▸ WHAT TO PRODUCE
Report all lines holding "Енергокультури".

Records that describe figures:
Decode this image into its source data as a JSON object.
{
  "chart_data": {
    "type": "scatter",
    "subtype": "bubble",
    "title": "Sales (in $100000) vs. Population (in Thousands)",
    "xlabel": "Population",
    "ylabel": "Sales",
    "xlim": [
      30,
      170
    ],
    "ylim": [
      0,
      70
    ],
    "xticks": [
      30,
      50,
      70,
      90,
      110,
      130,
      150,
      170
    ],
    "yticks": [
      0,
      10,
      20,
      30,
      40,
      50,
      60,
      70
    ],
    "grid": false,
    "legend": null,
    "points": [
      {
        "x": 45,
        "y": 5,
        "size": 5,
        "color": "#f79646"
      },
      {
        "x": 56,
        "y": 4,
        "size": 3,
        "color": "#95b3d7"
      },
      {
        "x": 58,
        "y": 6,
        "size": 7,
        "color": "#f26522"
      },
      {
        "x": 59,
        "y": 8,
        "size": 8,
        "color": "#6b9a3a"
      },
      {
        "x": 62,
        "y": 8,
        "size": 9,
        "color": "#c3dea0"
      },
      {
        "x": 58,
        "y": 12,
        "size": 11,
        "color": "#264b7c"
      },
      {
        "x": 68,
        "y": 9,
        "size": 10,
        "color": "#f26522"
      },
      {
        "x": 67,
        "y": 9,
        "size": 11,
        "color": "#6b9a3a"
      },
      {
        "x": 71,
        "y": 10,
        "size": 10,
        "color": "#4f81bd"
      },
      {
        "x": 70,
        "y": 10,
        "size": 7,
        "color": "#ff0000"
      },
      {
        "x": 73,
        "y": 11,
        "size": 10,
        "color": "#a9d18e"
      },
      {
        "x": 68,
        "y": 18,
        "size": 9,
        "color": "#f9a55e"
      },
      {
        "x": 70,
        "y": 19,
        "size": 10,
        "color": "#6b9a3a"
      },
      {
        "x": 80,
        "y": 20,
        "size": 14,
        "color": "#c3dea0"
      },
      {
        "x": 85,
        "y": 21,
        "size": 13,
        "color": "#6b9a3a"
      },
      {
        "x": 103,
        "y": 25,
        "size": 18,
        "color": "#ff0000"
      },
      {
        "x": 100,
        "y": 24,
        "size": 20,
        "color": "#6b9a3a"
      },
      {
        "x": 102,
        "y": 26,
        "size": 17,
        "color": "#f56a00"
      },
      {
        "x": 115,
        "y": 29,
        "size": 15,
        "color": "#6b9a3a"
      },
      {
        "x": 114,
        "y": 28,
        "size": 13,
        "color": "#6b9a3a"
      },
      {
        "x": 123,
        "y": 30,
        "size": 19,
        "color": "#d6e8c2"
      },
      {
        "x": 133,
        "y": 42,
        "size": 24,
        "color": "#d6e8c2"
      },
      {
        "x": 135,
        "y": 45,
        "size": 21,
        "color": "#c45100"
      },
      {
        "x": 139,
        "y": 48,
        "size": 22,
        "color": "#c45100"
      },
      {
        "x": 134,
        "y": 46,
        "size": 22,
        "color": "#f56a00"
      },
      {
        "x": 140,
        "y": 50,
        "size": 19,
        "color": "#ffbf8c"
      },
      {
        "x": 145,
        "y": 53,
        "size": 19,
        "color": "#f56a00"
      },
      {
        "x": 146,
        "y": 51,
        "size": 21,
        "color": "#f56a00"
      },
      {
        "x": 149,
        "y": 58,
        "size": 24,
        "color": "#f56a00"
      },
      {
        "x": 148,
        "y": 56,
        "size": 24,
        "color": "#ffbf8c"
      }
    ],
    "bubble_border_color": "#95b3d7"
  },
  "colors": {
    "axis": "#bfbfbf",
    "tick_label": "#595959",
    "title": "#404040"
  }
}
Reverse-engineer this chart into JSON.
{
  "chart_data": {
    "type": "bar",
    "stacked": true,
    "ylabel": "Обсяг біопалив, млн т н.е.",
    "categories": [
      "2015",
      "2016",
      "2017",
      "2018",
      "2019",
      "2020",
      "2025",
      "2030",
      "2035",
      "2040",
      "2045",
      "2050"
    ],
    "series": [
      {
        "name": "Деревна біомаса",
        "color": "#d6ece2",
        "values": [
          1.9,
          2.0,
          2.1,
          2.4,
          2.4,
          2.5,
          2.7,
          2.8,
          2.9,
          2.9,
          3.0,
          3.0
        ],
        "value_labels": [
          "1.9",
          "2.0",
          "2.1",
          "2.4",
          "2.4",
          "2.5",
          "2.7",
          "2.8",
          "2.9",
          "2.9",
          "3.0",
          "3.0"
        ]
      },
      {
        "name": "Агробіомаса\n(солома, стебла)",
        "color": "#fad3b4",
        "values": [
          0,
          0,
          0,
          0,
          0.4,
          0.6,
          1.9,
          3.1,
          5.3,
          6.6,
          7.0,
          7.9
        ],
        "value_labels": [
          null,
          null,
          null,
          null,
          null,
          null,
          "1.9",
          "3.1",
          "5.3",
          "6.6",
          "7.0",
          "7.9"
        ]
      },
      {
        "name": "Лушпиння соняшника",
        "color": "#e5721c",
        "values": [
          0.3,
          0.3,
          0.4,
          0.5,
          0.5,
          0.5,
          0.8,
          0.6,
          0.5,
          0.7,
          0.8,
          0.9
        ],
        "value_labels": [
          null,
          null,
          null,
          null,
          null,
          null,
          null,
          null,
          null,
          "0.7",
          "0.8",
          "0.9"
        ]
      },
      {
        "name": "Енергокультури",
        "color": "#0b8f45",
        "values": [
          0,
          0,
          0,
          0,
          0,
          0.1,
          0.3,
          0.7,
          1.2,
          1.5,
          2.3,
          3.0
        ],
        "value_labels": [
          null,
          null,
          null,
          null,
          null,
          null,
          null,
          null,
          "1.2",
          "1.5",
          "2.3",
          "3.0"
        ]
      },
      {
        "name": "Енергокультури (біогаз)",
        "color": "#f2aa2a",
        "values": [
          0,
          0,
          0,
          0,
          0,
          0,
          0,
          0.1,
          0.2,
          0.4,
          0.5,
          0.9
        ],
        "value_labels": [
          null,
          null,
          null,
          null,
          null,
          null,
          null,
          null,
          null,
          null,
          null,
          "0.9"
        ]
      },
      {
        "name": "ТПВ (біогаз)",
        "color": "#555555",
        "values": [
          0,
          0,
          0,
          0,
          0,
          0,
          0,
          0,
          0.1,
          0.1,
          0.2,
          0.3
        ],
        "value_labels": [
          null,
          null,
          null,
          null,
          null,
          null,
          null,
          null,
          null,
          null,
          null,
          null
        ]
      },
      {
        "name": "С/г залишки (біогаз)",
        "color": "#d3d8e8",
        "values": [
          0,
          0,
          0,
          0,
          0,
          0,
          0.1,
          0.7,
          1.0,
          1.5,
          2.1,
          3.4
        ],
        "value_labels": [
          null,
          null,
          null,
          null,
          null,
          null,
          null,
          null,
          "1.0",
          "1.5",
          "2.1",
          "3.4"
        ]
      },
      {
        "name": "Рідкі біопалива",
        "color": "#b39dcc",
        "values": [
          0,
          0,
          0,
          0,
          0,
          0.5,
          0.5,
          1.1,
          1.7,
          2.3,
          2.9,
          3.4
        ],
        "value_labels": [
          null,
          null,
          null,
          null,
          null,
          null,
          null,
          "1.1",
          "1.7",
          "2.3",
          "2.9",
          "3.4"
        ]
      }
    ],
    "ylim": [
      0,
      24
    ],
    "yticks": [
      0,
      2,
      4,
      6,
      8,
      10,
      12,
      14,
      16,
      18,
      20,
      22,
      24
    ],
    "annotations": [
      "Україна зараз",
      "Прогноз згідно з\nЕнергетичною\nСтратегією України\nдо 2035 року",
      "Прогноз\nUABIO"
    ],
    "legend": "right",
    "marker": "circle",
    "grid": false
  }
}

▸ SOLUTION FOR THIS EXERCISE
        "name": "Енергокультури",
        "name": "Енергокультури (біогаз)",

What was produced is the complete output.